Trecho fornecido
No ano de 1986, mais precisamente no dia 25 de abril, a delegada participou da inauguração da delegacia especializada. A sede ficava na região central, mais precisamente na rua 14 de julho, esquina com a 7 de setembro.

Na época, um grupo de mulheres se sensibilizou com a questão e exigiu a construção da unidade policial. De Campo Grande, houve a expansão destas delegacias para outras cidades do estado. 

Pouco antes, em 1970, ela diz que iniciou a carreira no primeiro distrito policial e, após a divisão do Estado, assumiu o cargo de assessora no gabinete da Diretoria Geral da instituição, onde permaneceu de 1980 a 1986. Em seguida, foi nomeada como titular da Delegacia de Atendimento à Mulher, onde permaneceu até a aposentadoria, em 1997. 

“Eu sou de uma época em que não contávamos com celular, internet e muito menos computador. Todo o trabalho era feito, desde o início do inquérito, com tudo datilografado. As intimações também, então, o trabalho do escrivão era bastante intenso. Assim que chegava, a mulher ou qualquer outra pessoa já ia conversar com a delegada. Daquele primeiro contato, tudo era documentado e, depois da ocorrência, usávamos os recursos que tínhamos na época”, comentou Zenóbia.

Registros apresentados

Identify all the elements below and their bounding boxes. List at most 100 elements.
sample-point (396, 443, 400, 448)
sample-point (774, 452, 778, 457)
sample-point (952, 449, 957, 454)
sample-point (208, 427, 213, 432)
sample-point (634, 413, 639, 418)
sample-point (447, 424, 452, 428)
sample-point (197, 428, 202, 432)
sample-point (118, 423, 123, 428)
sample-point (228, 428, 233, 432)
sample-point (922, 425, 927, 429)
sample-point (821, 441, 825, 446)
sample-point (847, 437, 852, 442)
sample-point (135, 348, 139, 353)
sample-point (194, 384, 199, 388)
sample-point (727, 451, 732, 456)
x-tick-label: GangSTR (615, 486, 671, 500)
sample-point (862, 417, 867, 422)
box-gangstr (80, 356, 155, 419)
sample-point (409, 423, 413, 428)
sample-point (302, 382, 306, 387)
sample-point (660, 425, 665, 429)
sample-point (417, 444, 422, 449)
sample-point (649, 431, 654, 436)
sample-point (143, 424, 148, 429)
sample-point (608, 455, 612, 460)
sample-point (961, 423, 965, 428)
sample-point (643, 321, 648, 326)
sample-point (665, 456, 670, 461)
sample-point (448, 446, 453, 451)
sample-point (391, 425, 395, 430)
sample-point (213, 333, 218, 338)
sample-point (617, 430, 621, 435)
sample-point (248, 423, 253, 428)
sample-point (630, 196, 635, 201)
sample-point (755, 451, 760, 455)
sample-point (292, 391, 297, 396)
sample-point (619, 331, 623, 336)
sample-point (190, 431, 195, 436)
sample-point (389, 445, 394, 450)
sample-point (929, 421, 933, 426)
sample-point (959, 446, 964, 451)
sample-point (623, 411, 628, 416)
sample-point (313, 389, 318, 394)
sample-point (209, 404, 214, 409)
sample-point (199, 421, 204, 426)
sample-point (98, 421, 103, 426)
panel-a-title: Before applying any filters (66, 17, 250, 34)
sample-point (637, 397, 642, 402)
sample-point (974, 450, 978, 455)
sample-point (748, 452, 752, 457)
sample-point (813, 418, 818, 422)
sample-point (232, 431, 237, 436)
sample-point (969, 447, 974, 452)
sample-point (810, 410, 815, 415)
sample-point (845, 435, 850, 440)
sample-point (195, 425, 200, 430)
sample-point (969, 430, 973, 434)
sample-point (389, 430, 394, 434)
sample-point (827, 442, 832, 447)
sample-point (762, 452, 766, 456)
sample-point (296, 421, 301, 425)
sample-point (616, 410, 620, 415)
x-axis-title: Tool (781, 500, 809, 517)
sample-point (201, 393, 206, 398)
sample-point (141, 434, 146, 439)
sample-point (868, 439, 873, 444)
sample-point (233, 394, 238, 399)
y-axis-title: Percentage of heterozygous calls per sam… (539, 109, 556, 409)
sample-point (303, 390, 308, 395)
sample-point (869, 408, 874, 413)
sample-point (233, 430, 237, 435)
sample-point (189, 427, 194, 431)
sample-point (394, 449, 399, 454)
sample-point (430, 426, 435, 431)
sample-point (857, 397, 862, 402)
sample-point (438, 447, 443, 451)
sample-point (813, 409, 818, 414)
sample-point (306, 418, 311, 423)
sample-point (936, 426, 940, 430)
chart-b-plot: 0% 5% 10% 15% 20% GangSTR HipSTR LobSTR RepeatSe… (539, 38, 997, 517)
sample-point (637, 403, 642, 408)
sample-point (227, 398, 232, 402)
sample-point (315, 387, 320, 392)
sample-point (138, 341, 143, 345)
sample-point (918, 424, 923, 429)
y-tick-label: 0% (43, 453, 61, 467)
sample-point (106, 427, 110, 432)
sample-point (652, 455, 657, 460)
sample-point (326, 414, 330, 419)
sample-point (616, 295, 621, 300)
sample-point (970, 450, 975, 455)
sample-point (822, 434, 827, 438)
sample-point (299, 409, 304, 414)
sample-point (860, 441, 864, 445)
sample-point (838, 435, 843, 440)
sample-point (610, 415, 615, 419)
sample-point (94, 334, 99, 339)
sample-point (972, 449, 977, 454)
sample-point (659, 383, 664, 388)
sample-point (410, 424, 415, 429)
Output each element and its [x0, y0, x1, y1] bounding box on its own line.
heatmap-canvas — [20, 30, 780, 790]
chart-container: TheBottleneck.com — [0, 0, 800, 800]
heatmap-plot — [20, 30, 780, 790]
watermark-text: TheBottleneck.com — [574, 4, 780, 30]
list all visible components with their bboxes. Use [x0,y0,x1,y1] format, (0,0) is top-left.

---

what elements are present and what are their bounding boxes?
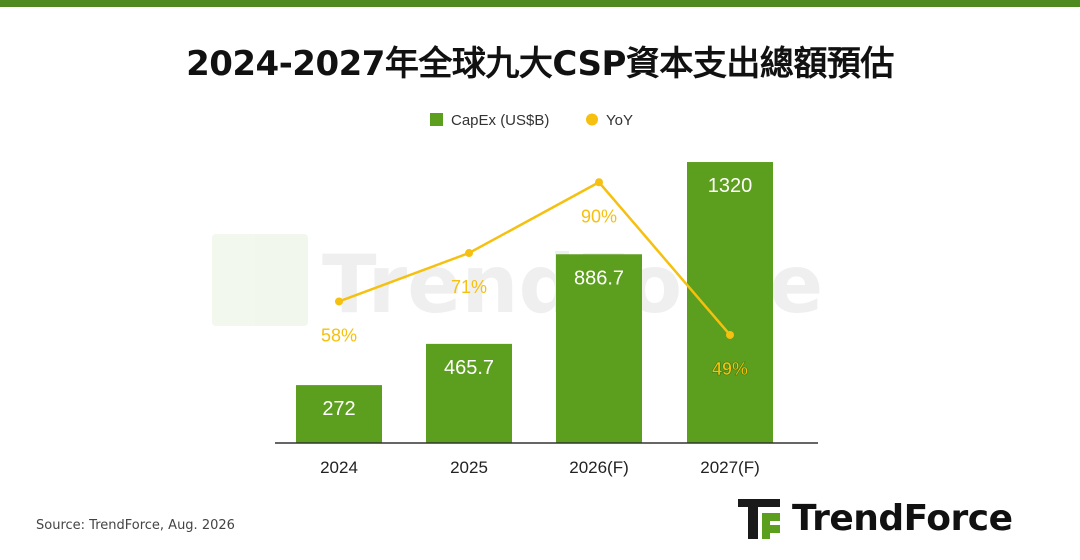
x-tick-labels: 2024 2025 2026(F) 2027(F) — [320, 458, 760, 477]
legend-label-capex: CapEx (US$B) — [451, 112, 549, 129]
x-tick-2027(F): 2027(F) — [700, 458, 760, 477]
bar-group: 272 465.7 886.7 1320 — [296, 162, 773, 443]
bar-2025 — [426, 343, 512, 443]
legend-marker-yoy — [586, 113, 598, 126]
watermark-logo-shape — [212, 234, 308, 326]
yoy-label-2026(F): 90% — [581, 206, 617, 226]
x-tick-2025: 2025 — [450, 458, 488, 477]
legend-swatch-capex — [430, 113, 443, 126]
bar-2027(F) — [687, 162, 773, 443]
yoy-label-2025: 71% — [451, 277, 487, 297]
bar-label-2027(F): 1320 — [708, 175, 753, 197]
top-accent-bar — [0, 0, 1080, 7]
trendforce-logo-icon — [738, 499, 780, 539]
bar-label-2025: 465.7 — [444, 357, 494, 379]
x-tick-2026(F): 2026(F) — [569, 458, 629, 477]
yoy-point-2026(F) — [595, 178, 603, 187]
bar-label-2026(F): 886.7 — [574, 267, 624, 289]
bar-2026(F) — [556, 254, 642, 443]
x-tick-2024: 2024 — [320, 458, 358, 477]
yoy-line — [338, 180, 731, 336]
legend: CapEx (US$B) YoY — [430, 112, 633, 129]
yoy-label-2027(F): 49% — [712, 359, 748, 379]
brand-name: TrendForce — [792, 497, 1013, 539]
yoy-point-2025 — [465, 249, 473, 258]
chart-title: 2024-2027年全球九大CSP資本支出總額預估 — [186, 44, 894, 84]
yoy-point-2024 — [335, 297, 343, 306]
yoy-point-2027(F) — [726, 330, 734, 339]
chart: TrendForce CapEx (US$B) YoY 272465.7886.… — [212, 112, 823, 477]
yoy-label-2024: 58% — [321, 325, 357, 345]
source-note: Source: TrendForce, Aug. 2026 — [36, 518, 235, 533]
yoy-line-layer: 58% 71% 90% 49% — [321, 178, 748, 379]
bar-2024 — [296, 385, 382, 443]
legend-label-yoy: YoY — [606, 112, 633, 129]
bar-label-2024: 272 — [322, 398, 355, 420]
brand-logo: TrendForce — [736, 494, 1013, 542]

Exercícios propostos
A - Liste, na ordem em que aparecem, todos os anos distintos citados no trecho sobre a Delegacia de Atendimento à Mulher.
B - Transcreva fielmente as linhas dos registros, começando na que contém "Identify all the" e terminando na que contém "sample-point (634, 413, 639, 418)".
O trecho e os registros têm origens distintas e não se relacionam.

Soluções das tarefas
A - 1986, 1970, 1980, 1997

B -
Identify all the elements below and their bounding boxes. List at most 100 elements.
sample-point (396, 443, 400, 448)
sample-point (774, 452, 778, 457)
sample-point (952, 449, 957, 454)
sample-point (208, 427, 213, 432)
sample-point (634, 413, 639, 418)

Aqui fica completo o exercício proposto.